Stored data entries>
■ ■ ■ ■

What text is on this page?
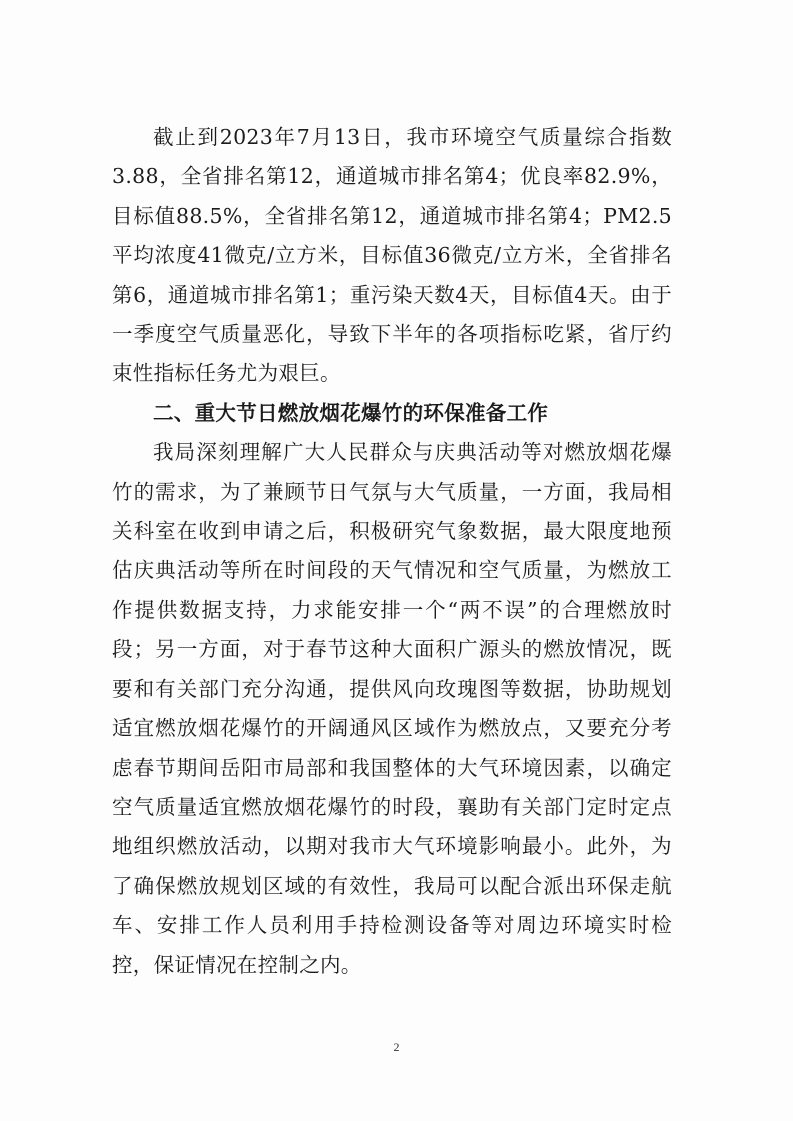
截止到2023年7月13日，我市环境空气质量综合指数3.88，全省排名第12，通道城市排名第4；优良率82.9%，目标值88.5%，全省排名第12，通道城市排名第4；PM2.5平均浓度41微克/立方米，目标值36微克/立方米，全省排名第6，通道城市排名第1；重污染天数4天，目标值4天。由于一季度空气质量恶化，导致下半年的各项指标吃紧，省厅约束性指标任务尤为艰巨。

二、重大节日燃放烟花爆竹的环保准备工作

我局深刻理解广大人民群众与庆典活动等对燃放烟花爆竹的需求，为了兼顾节日气氛与大气质量，一方面，我局相关科室在收到申请之后，积极研究气象数据，最大限度地预估庆典活动等所在时间段的天气情况和空气质量，为燃放工作提供数据支持，力求能安排一个“两不误”的合理燃放时段；另一方面，对于春节这种大面积广源头的燃放情况，既要和有关部门充分沟通，提供风向玫瑰图等数据，协助规划适宜燃放烟花爆竹的开阔通风区域作为燃放点，又要充分考虑春节期间岳阳市局部和我国整体的大气环境因素，以确定空气质量适宜燃放烟花爆竹的时段，襄助有关部门定时定点地组织燃放活动，以期对我市大气环境影响最小。此外，为了确保燃放规划区域的有效性，我局可以配合派出环保走航车、安排工作人员利用手持检测设备等对周边环境实时检控，保证情况在控制之内。

2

■ ■ ■ ■

WORK TO COMPLETE>
Leave out the pictures and give the rest of the records again exactly.

RESPONSE TO THIS TASK>
What text is on this page?
截止到2023年7月13日，我市环境空气质量综合指数3.88，全省排名第12，通道城市排名第4；优良率82.9%，目标值88.5%，全省排名第12，通道城市排名第4；PM2.5平均浓度41微克/立方米，目标值36微克/立方米，全省排名第6，通道城市排名第1；重污染天数4天，目标值4天。由于一季度空气质量恶化，导致下半年的各项指标吃紧，省厅约束性指标任务尤为艰巨。

二、重大节日燃放烟花爆竹的环保准备工作

我局深刻理解广大人民群众与庆典活动等对燃放烟花爆竹的需求，为了兼顾节日气氛与大气质量，一方面，我局相关科室在收到申请之后，积极研究气象数据，最大限度地预估庆典活动等所在时间段的天气情况和空气质量，为燃放工作提供数据支持，力求能安排一个“两不误”的合理燃放时段；另一方面，对于春节这种大面积广源头的燃放情况，既要和有关部门充分沟通，提供风向玫瑰图等数据，协助规划适宜燃放烟花爆竹的开阔通风区域作为燃放点，又要充分考虑春节期间岳阳市局部和我国整体的大气环境因素，以确定空气质量适宜燃放烟花爆竹的时段，襄助有关部门定时定点地组织燃放活动，以期对我市大气环境影响最小。此外，为了确保燃放规划区域的有效性，我局可以配合派出环保走航车、安排工作人员利用手持检测设备等对周边环境实时检控，保证情况在控制之内。

2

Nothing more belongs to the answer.